▶ PROBLEM REQUIREMENTS
Write out the material exactly, with the pictures left out.

▶ RECORDS FOR THE EXERCISE

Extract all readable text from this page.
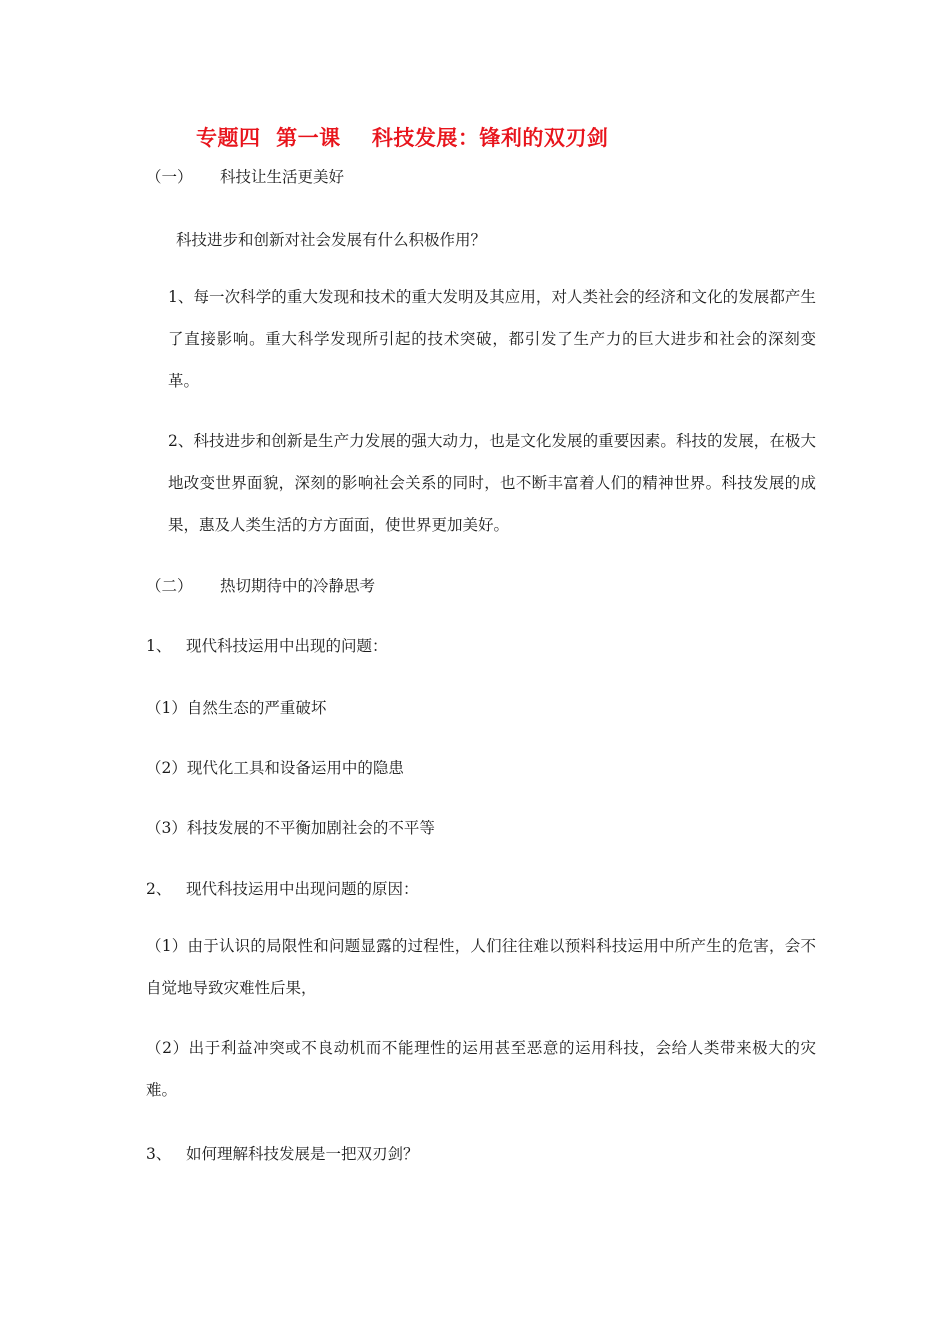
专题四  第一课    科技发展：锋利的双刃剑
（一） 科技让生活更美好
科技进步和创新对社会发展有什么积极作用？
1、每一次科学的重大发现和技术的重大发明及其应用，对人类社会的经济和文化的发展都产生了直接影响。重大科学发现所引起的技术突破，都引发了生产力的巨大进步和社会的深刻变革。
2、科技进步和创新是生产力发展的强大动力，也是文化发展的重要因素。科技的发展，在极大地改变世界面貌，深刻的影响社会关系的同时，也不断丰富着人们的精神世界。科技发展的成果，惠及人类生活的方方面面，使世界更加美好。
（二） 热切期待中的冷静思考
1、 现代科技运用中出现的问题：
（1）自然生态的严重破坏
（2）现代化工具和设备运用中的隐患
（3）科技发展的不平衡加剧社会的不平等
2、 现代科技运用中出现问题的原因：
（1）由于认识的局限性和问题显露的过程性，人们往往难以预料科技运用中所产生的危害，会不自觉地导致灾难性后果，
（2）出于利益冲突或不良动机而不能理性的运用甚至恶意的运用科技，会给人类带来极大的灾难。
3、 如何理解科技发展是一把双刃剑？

▶ COMPLETED TASK
Extract all readable text from this page.
专题四  第一课    科技发展：锋利的双刃剑
（一） 科技让生活更美好
科技进步和创新对社会发展有什么积极作用？
1、每一次科学的重大发现和技术的重大发明及其应用，对人类社会的经济和文化的发展都产生了直接影响。重大科学发现所引起的技术突破，都引发了生产力的巨大进步和社会的深刻变革。
2、科技进步和创新是生产力发展的强大动力，也是文化发展的重要因素。科技的发展，在极大地改变世界面貌，深刻的影响社会关系的同时，也不断丰富着人们的精神世界。科技发展的成果，惠及人类生活的方方面面，使世界更加美好。
（二） 热切期待中的冷静思考
1、 现代科技运用中出现的问题：
（1）自然生态的严重破坏
（2）现代化工具和设备运用中的隐患
（3）科技发展的不平衡加剧社会的不平等
2、 现代科技运用中出现问题的原因：
（1）由于认识的局限性和问题显露的过程性，人们往往难以预料科技运用中所产生的危害，会不自觉地导致灾难性后果，
（2）出于利益冲突或不良动机而不能理性的运用甚至恶意的运用科技，会给人类带来极大的灾难。
3、 如何理解科技发展是一把双刃剑？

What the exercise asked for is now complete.